- _LIST OF TASKS_:
(a) Answer these from the op-amp FAQ:
(i) What element does the FAQ identify as the feedback element rather than the load?
(ii) According to the FAQ, what is the output current when there is no external load path?
(iii) In the numeric example with Rf = 10 kΩ and Rs = 1 kΩ, what is |Av|?
(b) List every distinct post number cited in the op-amp FAQ.
(c) Extend the op-amp FAQ beyond its final line.

- _SELECTED PASSAGE_:

____________________

FAQ
TL;DR: In this inverting op-amp, a fraction of the output voltage is fed back; gain magnitude equals Rf/Rs, and “The output will be a voltage.” [Elektroda, George Duval, post #21667566]
Why it matters: It clarifies whether you design and measure this stage as a voltage amplifier or a current-mode block.
For: students and engineers asking how to classify feedback in a current-driven, inverting op-amp and what the output actually represents.
Quick Facts
- Topology in context: inverting op-amp with negative feedback; effective voltage gain ≈ −Rf/Rs. [Elektroda, George Duval, post #21667566]
- Virtual-ground node makes Is ≈ Io at the summing junction (high input impedance assumption). [Elektroda, George Duval, post #21667566]
- Without an external load path, output current is undefined (open circuit). [Elektroda, George Duval, post #21667570]
- Rf is the feedback element, not the load; load current must return to a defined reference. [Elektroda, George Duval, post #21667570]
- Local emitter degeneration stabilizes a BJT stage’s gain but isn’t “true” global negative feedback. [Elektroda, Rohit Dubla, post #21667581]
Is the output quantity in this circuit a voltage or a current?
Voltage. The feedback network returns a proportion of the output voltage to the inverting input, creating a voltage-defined output with gain set by Rf and Rs. “The output will be a voltage.” [Elektroda, George Duval, post #21667566]
What feedback topology label fits this inverting op-amp?
It operates as a voltage amplifier with negative feedback. You analyze it by returning output voltage through Rf to the summing node and using Av ≈ −Rf/Rs after source conversion. [Elektroda, George Duval, post #21667566]
Why do people convert the source to a Thevenin/Norton equivalent first?
Source conversion exposes a standard inverting op-amp form. With Vs = Is·Rs, the stage looks like a classic voltage amplifier where Av ≈ −(Io·Rf)/(Is·Rs) and Is ≈ Io at the virtual ground. [Elektroda, George Duval, post #21667566]
Can I treat Rf as the load and call it a current output?
No. Rf is part of the feedback network, not the load. Without a defined return path for load current, the output current isn’t well-defined, even with a virtual ground at the summing node. [Elektroda, George Duval, post #21667570]
Do I need a load referenced to ground for current to flow?
You need a defined reference path. With no load path to the reference, the circuit’s output current has nowhere to go, giving an open-circuit condition at the output node. [Elektroda, George Duval, post #21667570]
What does “virtual ground” mean here?
The op-amp drives its output so the inverting input sits near the reference potential. That makes input and feedback currents sum to nearly zero at the node, hence Is ≈ Io. [Elektroda, George Duval, post #21667566]
What gain should I expect numerically?
Magnitude equals Rf/Rs. Example: if Rf = 10 kΩ and Rs = 1 kΩ, |Av| = 10. The sign is negative due to inversion at the summing node. [Elektroda, George Duval, post #21667566]
Edge case: what fails if the load is floating?

____________________

(Layout records)
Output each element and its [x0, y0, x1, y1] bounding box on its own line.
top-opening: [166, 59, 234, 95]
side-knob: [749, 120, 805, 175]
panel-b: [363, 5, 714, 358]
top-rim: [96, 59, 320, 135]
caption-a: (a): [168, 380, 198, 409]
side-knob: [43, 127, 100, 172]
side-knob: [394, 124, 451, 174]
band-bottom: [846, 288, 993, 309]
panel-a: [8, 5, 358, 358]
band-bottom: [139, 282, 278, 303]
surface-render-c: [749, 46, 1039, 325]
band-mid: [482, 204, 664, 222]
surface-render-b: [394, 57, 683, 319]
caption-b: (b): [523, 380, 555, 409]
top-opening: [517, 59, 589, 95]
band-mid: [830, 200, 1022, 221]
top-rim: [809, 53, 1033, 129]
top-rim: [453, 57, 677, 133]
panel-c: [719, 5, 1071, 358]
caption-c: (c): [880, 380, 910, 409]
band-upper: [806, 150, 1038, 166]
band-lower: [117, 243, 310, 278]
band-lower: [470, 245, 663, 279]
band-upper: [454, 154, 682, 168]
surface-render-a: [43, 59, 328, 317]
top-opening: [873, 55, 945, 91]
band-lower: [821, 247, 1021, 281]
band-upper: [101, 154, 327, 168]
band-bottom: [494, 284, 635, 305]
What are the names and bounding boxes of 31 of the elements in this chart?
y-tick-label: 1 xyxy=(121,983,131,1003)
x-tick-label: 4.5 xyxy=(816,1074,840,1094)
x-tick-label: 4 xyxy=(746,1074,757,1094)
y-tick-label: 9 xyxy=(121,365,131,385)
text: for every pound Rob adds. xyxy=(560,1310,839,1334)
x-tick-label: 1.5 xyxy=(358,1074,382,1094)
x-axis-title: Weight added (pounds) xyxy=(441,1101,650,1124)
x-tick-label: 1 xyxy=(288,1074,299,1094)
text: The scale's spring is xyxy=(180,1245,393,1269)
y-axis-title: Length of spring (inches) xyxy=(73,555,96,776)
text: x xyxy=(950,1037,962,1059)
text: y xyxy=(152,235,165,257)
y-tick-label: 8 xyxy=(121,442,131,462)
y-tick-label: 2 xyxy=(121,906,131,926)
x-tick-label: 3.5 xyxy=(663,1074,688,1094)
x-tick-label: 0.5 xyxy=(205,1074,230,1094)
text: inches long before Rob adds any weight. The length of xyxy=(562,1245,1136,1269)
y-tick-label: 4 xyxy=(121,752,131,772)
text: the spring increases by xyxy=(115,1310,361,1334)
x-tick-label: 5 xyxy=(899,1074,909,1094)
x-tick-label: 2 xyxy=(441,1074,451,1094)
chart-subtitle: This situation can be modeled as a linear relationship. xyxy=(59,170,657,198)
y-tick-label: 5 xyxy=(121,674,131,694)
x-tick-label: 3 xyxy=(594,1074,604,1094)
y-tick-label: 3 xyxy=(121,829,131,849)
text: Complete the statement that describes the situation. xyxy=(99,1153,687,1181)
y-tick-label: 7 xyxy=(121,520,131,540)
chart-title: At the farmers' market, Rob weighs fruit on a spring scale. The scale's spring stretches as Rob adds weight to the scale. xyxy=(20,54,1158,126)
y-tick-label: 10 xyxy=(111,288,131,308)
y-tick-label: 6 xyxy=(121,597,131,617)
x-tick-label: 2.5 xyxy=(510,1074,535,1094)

____________________

- _ANSWERS BELOW_:
(a)
(i) Rf
(ii) Undefined (an open circuit)
(iii) 10

(b) #21667566, #21667570, #21667581

(c)
With a floating load and no return, output current is undefined and only a potential difference exists. This is effectively an open circuit and won’t deliver power. [Elektroda, George Duval, post #21667570]
Is there any current flowing into the op-amp inputs?
Ideally no. High input impedance means negligible input currents, so the source and feedback currents balance at the inverting node, enabling the virtual-ground analysis. [Elektroda, George Duval, post #21667566]
How do I quickly classify the feedback in three steps?
- Convert the source to its Thevenin equivalent (Vs = Is·Rs).
- Identify Rf from output to inverting input.
- Write Av; with Is ≈ Io, get Av ≈ −Rf/Rs (voltage output). [Elektroda, George Duval, post #21667566]
Why isn’t the single-transistor example considered global feedback?
That circuit shows local emitter degeneration. The emitter resistor drops voltage proportional to current, linearizing gain, but it doesn’t feed output back through a network to the input node. [Elektroda, Rohit Dubla, post #21667579]
Does emitter degeneration change input or output impedance like global feedback?
No. Local degeneration mainly stabilizes gain and bias. “True negative feedback” between input and output also raises input impedance and lowers output impedance, which degeneration alone does not. [Elektroda, Rohit Dubla, post #21667581]
Is the op-amp always a voltage follower in this setup?
Only if Rf equals Rs in the Thevenin form and is arranged for unity gain magnitude. Otherwise, it’s an inverting voltage amplifier with |Av| = Rf/Rs. [Elektroda, Mark Harrington, post #21667575]
How do Ohm’s law and the load path affect my interpretation?
Ohm’s law links voltage, current, and resistance. Without a defined load and reference, you cannot claim a usable output current, only a potential difference. [Elektroda, George Duval, post #21667568]
What practical takeaway should I remember when “current is my input”?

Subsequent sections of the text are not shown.